## Start SOURCE DATA

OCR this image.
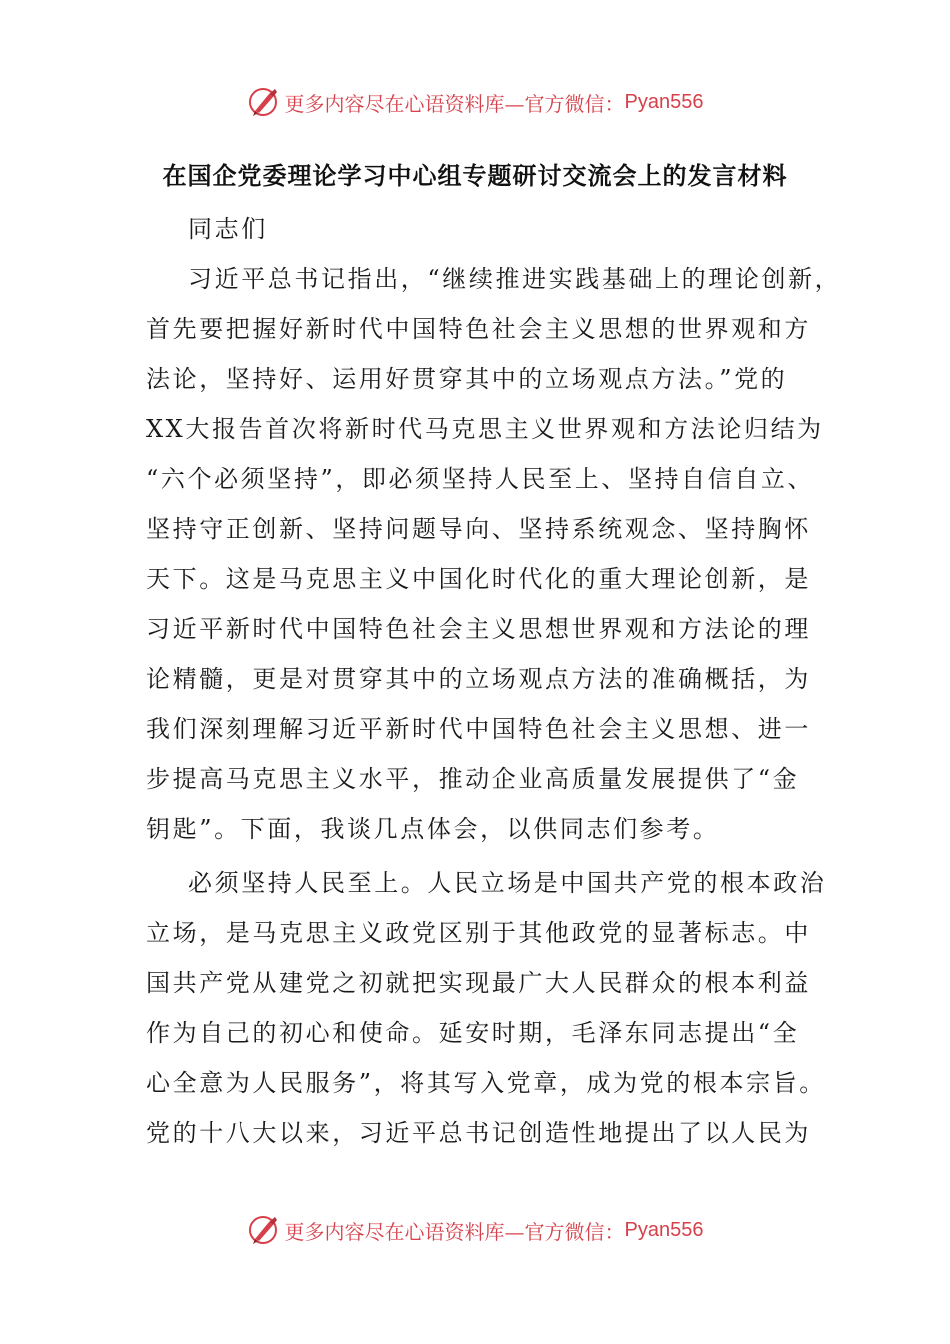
更多内容尽在心语资料库—官方微信： Pyan556
在国企党委理论学习中心组专题研讨交流会上的发言材料
同志们
习近平总书记指出，“继续推进实践基础上的理论创新，
首先要把握好新时代中国特色社会主义思想的世界观和方
法论，坚持好、运用好贯穿其中的立场观点方法。”党的
XX大报告首次将新时代马克思主义世界观和方法论归结为
“六个必须坚持”，即必须坚持人民至上、坚持自信自立、
坚持守正创新、坚持问题导向、坚持系统观念、坚持胸怀
天下。这是马克思主义中国化时代化的重大理论创新，是
习近平新时代中国特色社会主义思想世界观和方法论的理
论精髓，更是对贯穿其中的立场观点方法的准确概括，为
我们深刻理解习近平新时代中国特色社会主义思想、进一
步提高马克思主义水平，推动企业高质量发展提供了“金
钥匙”。下面，我谈几点体会，以供同志们参考。
必须坚持人民至上。人民立场是中国共产党的根本政治
立场，是马克思主义政党区别于其他政党的显著标志。中
国共产党从建党之初就把实现最广大人民群众的根本利益
作为自己的初心和使命。延安时期，毛泽东同志提出“全
心全意为人民服务”，将其写入党章，成为党的根本宗旨。
党的十八大以来，习近平总书记创造性地提出了以人民为
更多内容尽在心语资料库—官方微信： Pyan556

## End SOURCE DATA

EXERCISE:
Transcribe the complete set of entries verbatim. No pictures belong in the copy.

TASK RESPONSE:
OCR this image.
更多内容尽在心语资料库—官方微信： Pyan556
在国企党委理论学习中心组专题研讨交流会上的发言材料
同志们
习近平总书记指出，“继续推进实践基础上的理论创新，
首先要把握好新时代中国特色社会主义思想的世界观和方
法论，坚持好、运用好贯穿其中的立场观点方法。”党的
XX大报告首次将新时代马克思主义世界观和方法论归结为
“六个必须坚持”，即必须坚持人民至上、坚持自信自立、
坚持守正创新、坚持问题导向、坚持系统观念、坚持胸怀
天下。这是马克思主义中国化时代化的重大理论创新，是
习近平新时代中国特色社会主义思想世界观和方法论的理
论精髓，更是对贯穿其中的立场观点方法的准确概括，为
我们深刻理解习近平新时代中国特色社会主义思想、进一
步提高马克思主义水平，推动企业高质量发展提供了“金
钥匙”。下面，我谈几点体会，以供同志们参考。
必须坚持人民至上。人民立场是中国共产党的根本政治
立场，是马克思主义政党区别于其他政党的显著标志。中
国共产党从建党之初就把实现最广大人民群众的根本利益
作为自己的初心和使命。延安时期，毛泽东同志提出“全
心全意为人民服务”，将其写入党章，成为党的根本宗旨。
党的十八大以来，习近平总书记创造性地提出了以人民为
更多内容尽在心语资料库—官方微信： Pyan556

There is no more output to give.